▸ Task statement
Copy down every line where the string "http" shows up.

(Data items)
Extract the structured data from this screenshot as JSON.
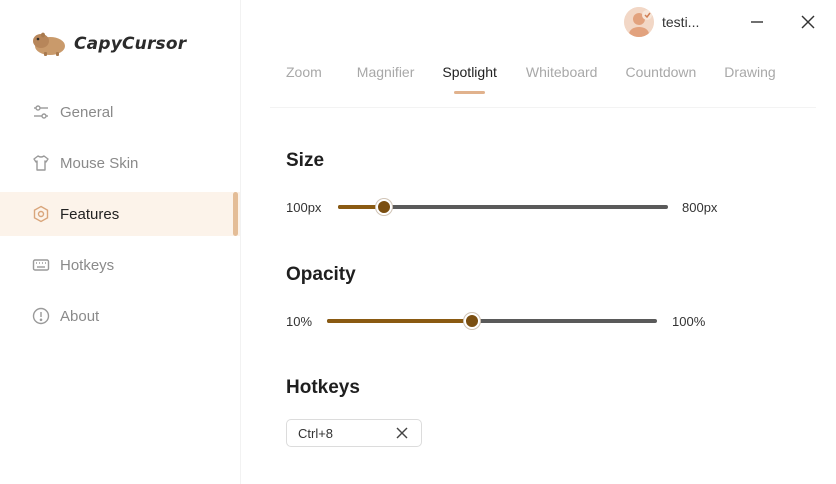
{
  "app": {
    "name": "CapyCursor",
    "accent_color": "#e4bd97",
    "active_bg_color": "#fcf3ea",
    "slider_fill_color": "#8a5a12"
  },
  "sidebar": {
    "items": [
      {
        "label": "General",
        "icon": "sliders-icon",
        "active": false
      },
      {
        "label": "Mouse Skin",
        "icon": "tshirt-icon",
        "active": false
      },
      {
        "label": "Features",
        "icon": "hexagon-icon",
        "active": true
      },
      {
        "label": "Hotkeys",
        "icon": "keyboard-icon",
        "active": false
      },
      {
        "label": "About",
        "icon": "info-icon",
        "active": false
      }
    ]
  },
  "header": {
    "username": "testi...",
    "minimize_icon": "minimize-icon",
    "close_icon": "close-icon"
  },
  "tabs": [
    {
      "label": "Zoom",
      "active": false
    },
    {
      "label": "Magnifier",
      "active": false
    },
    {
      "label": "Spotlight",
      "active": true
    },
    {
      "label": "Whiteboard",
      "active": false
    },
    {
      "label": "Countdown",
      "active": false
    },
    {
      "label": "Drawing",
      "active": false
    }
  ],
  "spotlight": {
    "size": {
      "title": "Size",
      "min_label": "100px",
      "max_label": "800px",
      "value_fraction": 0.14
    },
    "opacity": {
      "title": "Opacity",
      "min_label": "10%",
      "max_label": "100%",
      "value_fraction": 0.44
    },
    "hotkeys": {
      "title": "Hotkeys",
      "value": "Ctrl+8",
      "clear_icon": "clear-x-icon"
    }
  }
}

--

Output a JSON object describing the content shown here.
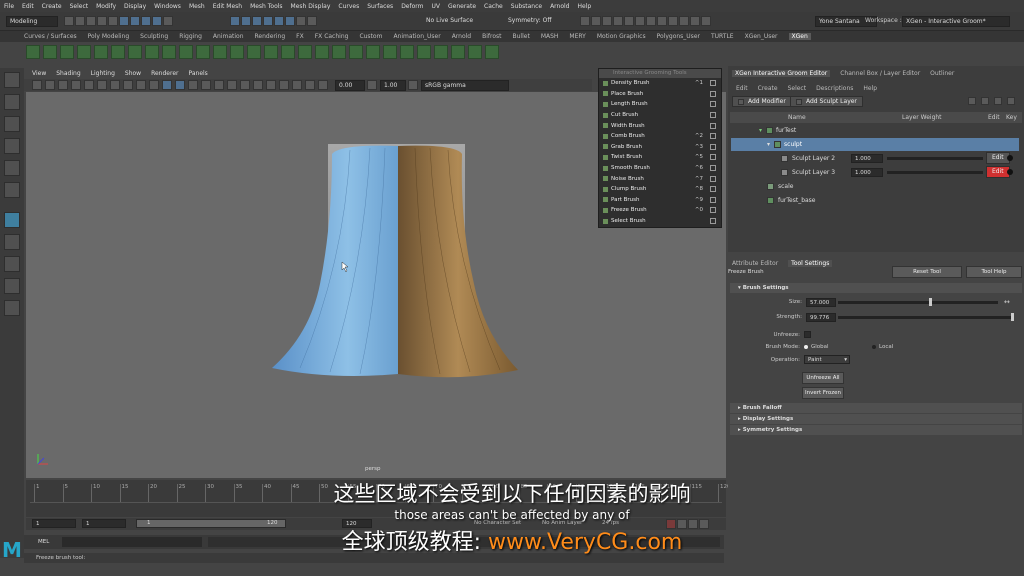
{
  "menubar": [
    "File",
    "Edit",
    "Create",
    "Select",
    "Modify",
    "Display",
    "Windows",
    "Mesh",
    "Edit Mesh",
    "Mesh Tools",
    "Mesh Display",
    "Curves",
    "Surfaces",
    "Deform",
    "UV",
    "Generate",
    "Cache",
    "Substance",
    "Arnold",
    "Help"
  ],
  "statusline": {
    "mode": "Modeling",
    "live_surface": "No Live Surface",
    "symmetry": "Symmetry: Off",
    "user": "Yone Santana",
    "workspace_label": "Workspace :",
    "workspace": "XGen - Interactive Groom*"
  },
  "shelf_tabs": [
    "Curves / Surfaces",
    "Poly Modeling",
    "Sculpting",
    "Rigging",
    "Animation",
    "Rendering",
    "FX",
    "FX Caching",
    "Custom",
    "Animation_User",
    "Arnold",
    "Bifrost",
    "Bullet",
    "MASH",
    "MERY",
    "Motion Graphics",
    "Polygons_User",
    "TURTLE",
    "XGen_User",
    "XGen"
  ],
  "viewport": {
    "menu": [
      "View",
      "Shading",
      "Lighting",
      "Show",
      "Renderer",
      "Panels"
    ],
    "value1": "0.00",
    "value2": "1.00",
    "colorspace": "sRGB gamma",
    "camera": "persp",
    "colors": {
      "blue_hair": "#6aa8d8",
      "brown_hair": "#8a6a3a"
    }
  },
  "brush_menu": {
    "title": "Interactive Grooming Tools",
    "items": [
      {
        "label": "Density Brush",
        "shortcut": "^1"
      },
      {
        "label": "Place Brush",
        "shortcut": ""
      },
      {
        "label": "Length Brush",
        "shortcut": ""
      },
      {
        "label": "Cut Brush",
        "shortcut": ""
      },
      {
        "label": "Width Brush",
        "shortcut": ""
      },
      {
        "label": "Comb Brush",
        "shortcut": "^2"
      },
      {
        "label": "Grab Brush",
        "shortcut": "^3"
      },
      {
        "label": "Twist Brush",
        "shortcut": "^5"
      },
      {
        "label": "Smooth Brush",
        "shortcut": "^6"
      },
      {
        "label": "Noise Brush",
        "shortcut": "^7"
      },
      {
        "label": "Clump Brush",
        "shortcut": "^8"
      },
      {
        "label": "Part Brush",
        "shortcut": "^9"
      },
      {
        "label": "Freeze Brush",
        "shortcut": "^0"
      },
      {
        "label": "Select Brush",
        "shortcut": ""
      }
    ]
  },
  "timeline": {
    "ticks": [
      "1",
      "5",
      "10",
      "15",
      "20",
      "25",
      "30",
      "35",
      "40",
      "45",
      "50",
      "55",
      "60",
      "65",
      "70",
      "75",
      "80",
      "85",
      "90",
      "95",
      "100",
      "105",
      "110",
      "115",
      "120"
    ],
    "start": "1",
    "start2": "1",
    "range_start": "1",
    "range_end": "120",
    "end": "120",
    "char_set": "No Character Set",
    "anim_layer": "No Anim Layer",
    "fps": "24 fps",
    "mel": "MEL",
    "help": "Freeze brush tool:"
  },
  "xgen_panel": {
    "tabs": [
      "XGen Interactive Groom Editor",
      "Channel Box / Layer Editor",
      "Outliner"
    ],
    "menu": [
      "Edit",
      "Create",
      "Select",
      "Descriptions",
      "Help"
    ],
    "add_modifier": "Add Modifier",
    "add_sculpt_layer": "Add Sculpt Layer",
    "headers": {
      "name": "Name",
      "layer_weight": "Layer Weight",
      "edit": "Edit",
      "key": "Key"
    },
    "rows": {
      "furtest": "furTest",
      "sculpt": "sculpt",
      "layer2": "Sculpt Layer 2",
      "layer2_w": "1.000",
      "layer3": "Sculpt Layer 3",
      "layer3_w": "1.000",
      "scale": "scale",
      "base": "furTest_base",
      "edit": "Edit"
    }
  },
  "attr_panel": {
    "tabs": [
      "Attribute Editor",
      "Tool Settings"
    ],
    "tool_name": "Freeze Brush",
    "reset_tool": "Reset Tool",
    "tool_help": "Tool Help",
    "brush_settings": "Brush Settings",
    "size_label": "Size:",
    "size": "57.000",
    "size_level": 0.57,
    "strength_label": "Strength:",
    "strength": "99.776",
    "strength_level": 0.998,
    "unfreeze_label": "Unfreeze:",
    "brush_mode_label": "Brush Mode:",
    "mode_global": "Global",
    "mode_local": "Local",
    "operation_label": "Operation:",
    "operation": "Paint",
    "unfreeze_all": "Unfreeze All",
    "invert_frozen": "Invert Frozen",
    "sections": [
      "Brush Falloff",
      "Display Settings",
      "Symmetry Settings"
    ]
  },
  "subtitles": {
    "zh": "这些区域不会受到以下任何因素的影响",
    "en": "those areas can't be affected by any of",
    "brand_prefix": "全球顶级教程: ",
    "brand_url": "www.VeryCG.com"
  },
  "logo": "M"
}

--

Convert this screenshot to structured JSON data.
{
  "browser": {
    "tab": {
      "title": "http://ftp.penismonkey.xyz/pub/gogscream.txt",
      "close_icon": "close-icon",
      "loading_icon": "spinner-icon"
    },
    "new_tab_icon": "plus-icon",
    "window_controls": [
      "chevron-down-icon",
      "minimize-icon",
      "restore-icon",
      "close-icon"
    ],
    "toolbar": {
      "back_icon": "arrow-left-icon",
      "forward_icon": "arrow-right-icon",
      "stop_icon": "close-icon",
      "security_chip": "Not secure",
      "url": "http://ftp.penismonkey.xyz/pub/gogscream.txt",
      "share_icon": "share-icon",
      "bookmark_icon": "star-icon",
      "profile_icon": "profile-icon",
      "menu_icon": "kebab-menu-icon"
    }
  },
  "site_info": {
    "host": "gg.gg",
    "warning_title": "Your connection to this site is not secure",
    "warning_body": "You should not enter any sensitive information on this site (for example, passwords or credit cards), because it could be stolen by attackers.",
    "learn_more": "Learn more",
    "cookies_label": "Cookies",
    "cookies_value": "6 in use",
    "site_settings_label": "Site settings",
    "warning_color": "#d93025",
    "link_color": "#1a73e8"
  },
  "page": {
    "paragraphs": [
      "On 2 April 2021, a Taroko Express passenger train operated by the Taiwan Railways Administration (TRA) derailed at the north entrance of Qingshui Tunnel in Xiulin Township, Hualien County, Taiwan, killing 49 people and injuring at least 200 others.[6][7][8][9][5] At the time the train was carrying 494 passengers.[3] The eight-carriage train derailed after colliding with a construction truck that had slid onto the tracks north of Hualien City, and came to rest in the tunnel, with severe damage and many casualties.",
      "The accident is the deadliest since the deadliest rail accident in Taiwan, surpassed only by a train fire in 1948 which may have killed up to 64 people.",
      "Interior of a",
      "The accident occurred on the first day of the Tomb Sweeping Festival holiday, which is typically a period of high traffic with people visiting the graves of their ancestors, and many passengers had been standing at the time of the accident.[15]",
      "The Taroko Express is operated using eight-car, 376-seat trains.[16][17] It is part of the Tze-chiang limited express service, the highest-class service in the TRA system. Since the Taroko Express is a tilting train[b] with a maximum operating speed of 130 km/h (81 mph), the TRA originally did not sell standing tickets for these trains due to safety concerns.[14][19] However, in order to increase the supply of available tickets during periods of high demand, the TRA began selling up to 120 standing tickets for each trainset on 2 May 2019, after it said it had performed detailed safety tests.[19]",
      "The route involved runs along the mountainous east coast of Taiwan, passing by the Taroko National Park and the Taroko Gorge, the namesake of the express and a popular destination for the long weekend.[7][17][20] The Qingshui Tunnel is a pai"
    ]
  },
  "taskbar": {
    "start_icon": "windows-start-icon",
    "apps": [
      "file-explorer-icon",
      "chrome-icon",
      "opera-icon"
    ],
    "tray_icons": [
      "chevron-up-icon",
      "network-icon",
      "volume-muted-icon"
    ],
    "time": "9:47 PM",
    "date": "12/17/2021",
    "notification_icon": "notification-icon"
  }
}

▸ Finished exercise
      "title": "http://ftp.penismonkey.xyz/pub/gogscream.txt",
      "url": "http://ftp.penismonkey.xyz/pub/gogscream.txt",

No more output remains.